** START **

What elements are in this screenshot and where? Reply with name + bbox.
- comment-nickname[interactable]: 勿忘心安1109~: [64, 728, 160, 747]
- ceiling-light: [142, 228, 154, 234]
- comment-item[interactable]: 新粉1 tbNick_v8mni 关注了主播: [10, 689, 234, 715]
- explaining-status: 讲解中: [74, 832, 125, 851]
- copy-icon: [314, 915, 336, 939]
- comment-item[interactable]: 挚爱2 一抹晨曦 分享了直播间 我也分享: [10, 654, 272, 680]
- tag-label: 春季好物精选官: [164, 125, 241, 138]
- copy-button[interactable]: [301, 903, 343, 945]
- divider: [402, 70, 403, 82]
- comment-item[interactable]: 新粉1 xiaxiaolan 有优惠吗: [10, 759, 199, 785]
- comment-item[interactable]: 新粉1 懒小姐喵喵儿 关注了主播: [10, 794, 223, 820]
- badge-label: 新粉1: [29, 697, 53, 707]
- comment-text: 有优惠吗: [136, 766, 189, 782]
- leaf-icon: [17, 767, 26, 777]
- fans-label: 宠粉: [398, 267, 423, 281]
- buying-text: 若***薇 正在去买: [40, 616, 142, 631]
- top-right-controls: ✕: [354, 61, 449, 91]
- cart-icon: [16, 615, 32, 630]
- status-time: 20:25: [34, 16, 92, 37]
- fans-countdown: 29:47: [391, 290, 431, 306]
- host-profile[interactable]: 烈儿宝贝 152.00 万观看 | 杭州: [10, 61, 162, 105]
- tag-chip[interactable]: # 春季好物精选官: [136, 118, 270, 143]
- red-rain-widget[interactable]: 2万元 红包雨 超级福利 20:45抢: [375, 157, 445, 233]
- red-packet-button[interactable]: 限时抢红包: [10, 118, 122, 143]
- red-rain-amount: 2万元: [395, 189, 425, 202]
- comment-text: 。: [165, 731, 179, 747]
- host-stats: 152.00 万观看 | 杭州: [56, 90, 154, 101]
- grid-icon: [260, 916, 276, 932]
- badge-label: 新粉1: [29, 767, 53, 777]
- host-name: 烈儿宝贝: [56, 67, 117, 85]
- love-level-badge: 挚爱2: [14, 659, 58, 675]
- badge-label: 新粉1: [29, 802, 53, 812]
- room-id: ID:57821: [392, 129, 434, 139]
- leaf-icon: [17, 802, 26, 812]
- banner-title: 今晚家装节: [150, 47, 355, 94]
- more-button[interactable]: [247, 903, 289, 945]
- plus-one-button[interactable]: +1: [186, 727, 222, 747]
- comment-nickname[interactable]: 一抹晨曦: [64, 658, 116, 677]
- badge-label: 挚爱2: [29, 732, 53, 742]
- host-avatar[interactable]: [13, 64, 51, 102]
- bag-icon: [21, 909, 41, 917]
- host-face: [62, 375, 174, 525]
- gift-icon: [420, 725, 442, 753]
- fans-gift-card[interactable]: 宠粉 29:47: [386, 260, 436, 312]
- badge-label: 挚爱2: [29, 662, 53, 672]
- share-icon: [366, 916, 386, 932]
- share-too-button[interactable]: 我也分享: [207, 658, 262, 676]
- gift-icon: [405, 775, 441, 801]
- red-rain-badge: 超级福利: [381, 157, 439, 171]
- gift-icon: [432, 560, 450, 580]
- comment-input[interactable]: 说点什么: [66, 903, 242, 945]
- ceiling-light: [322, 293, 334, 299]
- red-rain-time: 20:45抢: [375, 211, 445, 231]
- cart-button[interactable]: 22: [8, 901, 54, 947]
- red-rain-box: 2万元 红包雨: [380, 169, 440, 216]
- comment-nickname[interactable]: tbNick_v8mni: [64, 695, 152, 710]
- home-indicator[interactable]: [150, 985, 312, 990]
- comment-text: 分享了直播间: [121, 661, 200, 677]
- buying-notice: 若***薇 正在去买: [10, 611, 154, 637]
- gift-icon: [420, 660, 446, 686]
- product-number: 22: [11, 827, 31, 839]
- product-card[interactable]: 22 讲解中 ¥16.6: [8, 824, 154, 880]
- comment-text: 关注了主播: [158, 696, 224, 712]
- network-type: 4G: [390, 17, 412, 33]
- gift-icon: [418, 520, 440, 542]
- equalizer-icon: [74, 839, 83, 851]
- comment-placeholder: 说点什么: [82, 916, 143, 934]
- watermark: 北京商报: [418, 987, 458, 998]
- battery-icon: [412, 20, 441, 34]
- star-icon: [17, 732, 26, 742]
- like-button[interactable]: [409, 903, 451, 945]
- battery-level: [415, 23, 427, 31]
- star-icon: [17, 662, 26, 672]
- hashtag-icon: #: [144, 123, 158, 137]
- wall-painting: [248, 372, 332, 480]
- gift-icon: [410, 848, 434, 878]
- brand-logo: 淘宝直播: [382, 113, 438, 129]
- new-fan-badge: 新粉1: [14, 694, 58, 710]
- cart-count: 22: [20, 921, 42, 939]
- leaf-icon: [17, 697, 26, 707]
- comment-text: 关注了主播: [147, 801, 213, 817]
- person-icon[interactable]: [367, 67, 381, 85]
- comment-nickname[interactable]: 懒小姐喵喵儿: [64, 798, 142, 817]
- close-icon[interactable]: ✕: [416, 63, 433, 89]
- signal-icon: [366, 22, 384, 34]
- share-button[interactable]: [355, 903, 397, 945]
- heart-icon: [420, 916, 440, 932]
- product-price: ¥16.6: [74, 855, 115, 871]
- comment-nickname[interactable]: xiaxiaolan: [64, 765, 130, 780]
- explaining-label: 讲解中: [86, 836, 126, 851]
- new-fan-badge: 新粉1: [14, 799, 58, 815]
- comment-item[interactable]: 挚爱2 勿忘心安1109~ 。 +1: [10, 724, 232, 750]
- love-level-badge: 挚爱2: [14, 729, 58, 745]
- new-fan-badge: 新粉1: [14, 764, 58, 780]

** END **

## EXERCISE GOAL:
Reproduce every item above line for line, with no changes.

## RESULT OF THE TASK:
What elements are in this screenshot and where? Reply with name + bbox.
- comment-nickname[interactable]: 勿忘心安1109~: [64, 728, 160, 747]
- ceiling-light: [142, 228, 154, 234]
- comment-item[interactable]: 新粉1 tbNick_v8mni 关注了主播: [10, 689, 234, 715]
- explaining-status: 讲解中: [74, 832, 125, 851]
- copy-icon: [314, 915, 336, 939]
- comment-item[interactable]: 挚爱2 一抹晨曦 分享了直播间 我也分享: [10, 654, 272, 680]
- tag-label: 春季好物精选官: [164, 125, 241, 138]
- copy-button[interactable]: [301, 903, 343, 945]
- divider: [402, 70, 403, 82]
- comment-item[interactable]: 新粉1 xiaxiaolan 有优惠吗: [10, 759, 199, 785]
- comment-item[interactable]: 新粉1 懒小姐喵喵儿 关注了主播: [10, 794, 223, 820]
- badge-label: 新粉1: [29, 697, 53, 707]
- comment-text: 有优惠吗: [136, 766, 189, 782]
- leaf-icon: [17, 767, 26, 777]
- fans-label: 宠粉: [398, 267, 423, 281]
- buying-text: 若***薇 正在去买: [40, 616, 142, 631]
- top-right-controls: ✕: [354, 61, 449, 91]
- cart-icon: [16, 615, 32, 630]
- status-time: 20:25: [34, 16, 92, 37]
- fans-countdown: 29:47: [391, 290, 431, 306]
- host-profile[interactable]: 烈儿宝贝 152.00 万观看 | 杭州: [10, 61, 162, 105]
- tag-chip[interactable]: # 春季好物精选官: [136, 118, 270, 143]
- red-rain-widget[interactable]: 2万元 红包雨 超级福利 20:45抢: [375, 157, 445, 233]
- red-packet-button[interactable]: 限时抢红包: [10, 118, 122, 143]
- red-rain-amount: 2万元: [395, 189, 425, 202]
- comment-text: 。: [165, 731, 179, 747]
- host-stats: 152.00 万观看 | 杭州: [56, 90, 154, 101]
- grid-icon: [260, 916, 276, 932]
- badge-label: 新粉1: [29, 767, 53, 777]
- host-name: 烈儿宝贝: [56, 67, 117, 85]
- love-level-badge: 挚爱2: [14, 659, 58, 675]
- badge-label: 新粉1: [29, 802, 53, 812]
- room-id: ID:57821: [392, 129, 434, 139]
- leaf-icon: [17, 802, 26, 812]
- banner-title: 今晚家装节: [150, 47, 355, 94]
- more-button[interactable]: [247, 903, 289, 945]
- plus-one-button[interactable]: +1: [186, 727, 222, 747]
- comment-nickname[interactable]: 一抹晨曦: [64, 658, 116, 677]
- badge-label: 挚爱2: [29, 732, 53, 742]
- host-avatar[interactable]: [13, 64, 51, 102]
- bag-icon: [21, 909, 41, 917]
- host-face: [62, 375, 174, 525]
- gift-icon: [420, 725, 442, 753]
- fans-gift-card[interactable]: 宠粉 29:47: [386, 260, 436, 312]
- badge-label: 挚爱2: [29, 662, 53, 672]
- share-icon: [366, 916, 386, 932]
- share-too-button[interactable]: 我也分享: [207, 658, 262, 676]
- gift-icon: [405, 775, 441, 801]
- red-rain-badge: 超级福利: [381, 157, 439, 171]
- gift-icon: [432, 560, 450, 580]
- comment-input[interactable]: 说点什么: [66, 903, 242, 945]
- ceiling-light: [322, 293, 334, 299]
- red-rain-time: 20:45抢: [375, 211, 445, 231]
- cart-button[interactable]: 22: [8, 901, 54, 947]
- red-rain-box: 2万元 红包雨: [380, 169, 440, 216]
- comment-nickname[interactable]: tbNick_v8mni: [64, 695, 152, 710]
- home-indicator[interactable]: [150, 985, 312, 990]
- comment-text: 分享了直播间: [121, 661, 200, 677]
- buying-notice: 若***薇 正在去买: [10, 611, 154, 637]
- gift-icon: [420, 660, 446, 686]
- product-number: 22: [11, 827, 31, 839]
- product-card[interactable]: 22 讲解中 ¥16.6: [8, 824, 154, 880]
- comment-text: 关注了主播: [158, 696, 224, 712]
- network-type: 4G: [390, 17, 412, 33]
- gift-icon: [418, 520, 440, 542]
- equalizer-icon: [74, 839, 83, 851]
- comment-placeholder: 说点什么: [82, 916, 143, 934]
- watermark: 北京商报: [418, 987, 458, 998]
- battery-icon: [412, 20, 441, 34]
- star-icon: [17, 732, 26, 742]
- like-button[interactable]: [409, 903, 451, 945]
- battery-level: [415, 23, 427, 31]
- star-icon: [17, 662, 26, 672]
- hashtag-icon: #: [144, 123, 158, 137]
- wall-painting: [248, 372, 332, 480]
- gift-icon: [410, 848, 434, 878]
- brand-logo: 淘宝直播: [382, 113, 438, 129]
- new-fan-badge: 新粉1: [14, 694, 58, 710]
- cart-count: 22: [20, 921, 42, 939]
- leaf-icon: [17, 697, 26, 707]
- comment-text: 关注了主播: [147, 801, 213, 817]
- person-icon[interactable]: [367, 67, 381, 85]
- comment-nickname[interactable]: 懒小姐喵喵儿: [64, 798, 142, 817]
- close-icon[interactable]: ✕: [416, 63, 433, 89]
- signal-icon: [366, 22, 384, 34]
- share-button[interactable]: [355, 903, 397, 945]
- heart-icon: [420, 916, 440, 932]
- product-price: ¥16.6: [74, 855, 115, 871]
- comment-nickname[interactable]: xiaxiaolan: [64, 765, 130, 780]
- explaining-label: 讲解中: [86, 836, 126, 851]
- new-fan-badge: 新粉1: [14, 799, 58, 815]
- comment-item[interactable]: 挚爱2 勿忘心安1109~ 。 +1: [10, 724, 232, 750]
- love-level-badge: 挚爱2: [14, 729, 58, 745]
- new-fan-badge: 新粉1: [14, 764, 58, 780]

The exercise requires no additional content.